--- Start of Task material ---

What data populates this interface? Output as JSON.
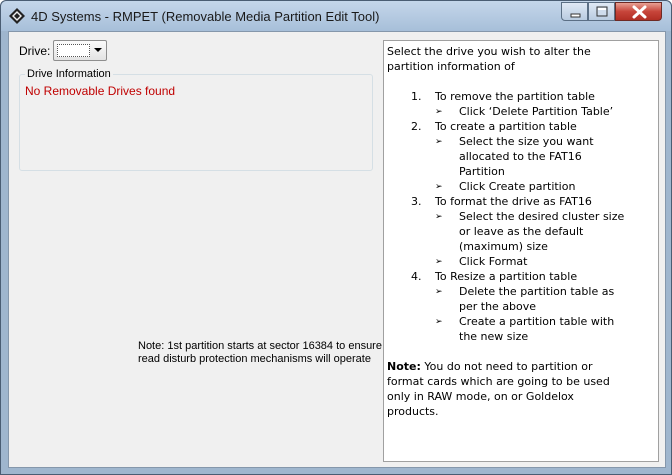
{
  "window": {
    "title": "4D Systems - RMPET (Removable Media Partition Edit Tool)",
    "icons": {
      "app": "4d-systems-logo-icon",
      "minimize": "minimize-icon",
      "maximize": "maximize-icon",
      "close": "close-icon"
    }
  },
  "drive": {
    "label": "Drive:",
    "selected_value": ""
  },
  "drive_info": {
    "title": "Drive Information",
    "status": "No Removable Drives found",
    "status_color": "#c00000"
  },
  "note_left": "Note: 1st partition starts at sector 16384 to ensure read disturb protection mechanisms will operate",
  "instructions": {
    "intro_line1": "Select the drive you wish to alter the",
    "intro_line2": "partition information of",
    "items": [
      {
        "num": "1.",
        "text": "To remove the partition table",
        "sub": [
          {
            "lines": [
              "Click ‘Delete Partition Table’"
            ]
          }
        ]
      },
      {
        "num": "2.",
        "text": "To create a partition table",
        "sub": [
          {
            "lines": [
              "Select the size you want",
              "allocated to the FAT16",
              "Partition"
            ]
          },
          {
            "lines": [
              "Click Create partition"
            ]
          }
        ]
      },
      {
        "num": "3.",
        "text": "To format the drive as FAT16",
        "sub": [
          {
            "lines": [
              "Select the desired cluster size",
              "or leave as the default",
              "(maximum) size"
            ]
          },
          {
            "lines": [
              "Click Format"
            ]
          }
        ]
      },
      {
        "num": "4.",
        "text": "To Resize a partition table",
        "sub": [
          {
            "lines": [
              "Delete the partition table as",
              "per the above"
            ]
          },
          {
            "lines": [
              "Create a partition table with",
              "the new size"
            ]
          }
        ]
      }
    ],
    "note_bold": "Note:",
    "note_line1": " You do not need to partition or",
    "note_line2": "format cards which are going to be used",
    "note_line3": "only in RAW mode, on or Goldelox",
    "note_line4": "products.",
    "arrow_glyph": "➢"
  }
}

--- End of Task material ---
--- Start of Task material ---

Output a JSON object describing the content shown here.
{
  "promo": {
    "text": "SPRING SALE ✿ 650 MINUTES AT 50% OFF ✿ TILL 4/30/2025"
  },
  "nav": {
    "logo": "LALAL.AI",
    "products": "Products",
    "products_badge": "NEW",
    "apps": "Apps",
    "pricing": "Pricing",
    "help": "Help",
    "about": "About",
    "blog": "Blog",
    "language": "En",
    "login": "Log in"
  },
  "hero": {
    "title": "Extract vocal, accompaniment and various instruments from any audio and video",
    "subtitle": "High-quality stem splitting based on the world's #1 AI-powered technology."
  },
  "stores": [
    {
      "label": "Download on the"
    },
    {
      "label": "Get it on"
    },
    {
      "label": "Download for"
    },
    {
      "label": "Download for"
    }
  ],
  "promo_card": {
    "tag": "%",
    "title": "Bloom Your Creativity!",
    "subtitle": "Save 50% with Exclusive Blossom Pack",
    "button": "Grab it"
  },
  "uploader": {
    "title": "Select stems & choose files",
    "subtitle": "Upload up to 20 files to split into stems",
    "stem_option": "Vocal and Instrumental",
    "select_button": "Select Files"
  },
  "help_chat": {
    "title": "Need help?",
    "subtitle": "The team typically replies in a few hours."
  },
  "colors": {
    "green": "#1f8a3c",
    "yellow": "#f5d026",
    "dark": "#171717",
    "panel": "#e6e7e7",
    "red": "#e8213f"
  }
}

--- End of Task material ---

■ **What the task asks**: Copy out every line of the data that includes the word "subtitle".

■ **Full answer**:
    "subtitle": "High-quality stem splitting based on the world's #1 AI-powered technology."
    "subtitle": "Save 50% with Exclusive Blossom Pack",
    "subtitle": "Upload up to 20 files to split into stems",
    "subtitle": "The team typically replies in a few hours."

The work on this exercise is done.